The listing must be reproduced in full, exactly as it stands.

# Data in this exercise
_____

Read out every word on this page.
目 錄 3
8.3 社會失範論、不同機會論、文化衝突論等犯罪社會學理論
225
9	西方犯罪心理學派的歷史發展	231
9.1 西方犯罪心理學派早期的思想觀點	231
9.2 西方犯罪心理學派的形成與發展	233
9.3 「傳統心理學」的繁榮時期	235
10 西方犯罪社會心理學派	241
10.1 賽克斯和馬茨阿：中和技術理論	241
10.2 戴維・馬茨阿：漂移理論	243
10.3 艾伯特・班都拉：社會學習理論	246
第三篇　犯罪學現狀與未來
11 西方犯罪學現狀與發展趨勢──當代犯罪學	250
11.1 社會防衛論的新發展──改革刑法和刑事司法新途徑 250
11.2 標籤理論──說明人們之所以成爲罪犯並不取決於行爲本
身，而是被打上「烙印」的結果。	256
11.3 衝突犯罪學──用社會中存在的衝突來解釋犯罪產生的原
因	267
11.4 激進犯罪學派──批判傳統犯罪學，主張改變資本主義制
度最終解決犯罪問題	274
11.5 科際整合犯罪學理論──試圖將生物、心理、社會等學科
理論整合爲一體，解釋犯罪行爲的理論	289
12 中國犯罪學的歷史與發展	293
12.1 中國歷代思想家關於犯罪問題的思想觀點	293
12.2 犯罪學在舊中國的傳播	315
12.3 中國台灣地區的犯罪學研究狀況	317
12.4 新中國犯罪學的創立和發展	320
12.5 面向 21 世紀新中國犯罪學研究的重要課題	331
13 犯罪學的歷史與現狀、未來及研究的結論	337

_____

# Reply
Read out every word on this page.
目 錄 3
8.3 社會失範論、不同機會論、文化衝突論等犯罪社會學理論
225
9	西方犯罪心理學派的歷史發展	231
9.1 西方犯罪心理學派早期的思想觀點	231
9.2 西方犯罪心理學派的形成與發展	233
9.3 「傳統心理學」的繁榮時期	235
10 西方犯罪社會心理學派	241
10.1 賽克斯和馬茨阿：中和技術理論	241
10.2 戴維・馬茨阿：漂移理論	243
10.3 艾伯特・班都拉：社會學習理論	246
第三篇　犯罪學現狀與未來
11 西方犯罪學現狀與發展趨勢──當代犯罪學	250
11.1 社會防衛論的新發展──改革刑法和刑事司法新途徑 250
11.2 標籤理論──說明人們之所以成爲罪犯並不取決於行爲本
身，而是被打上「烙印」的結果。	256
11.3 衝突犯罪學──用社會中存在的衝突來解釋犯罪產生的原
因	267
11.4 激進犯罪學派──批判傳統犯罪學，主張改變資本主義制
度最終解決犯罪問題	274
11.5 科際整合犯罪學理論──試圖將生物、心理、社會等學科
理論整合爲一體，解釋犯罪行爲的理論	289
12 中國犯罪學的歷史與發展	293
12.1 中國歷代思想家關於犯罪問題的思想觀點	293
12.2 犯罪學在舊中國的傳播	315
12.3 中國台灣地區的犯罪學研究狀況	317
12.4 新中國犯罪學的創立和發展	320
12.5 面向 21 世紀新中國犯罪學研究的重要課題	331
13 犯罪學的歷史與現狀、未來及研究的結論	337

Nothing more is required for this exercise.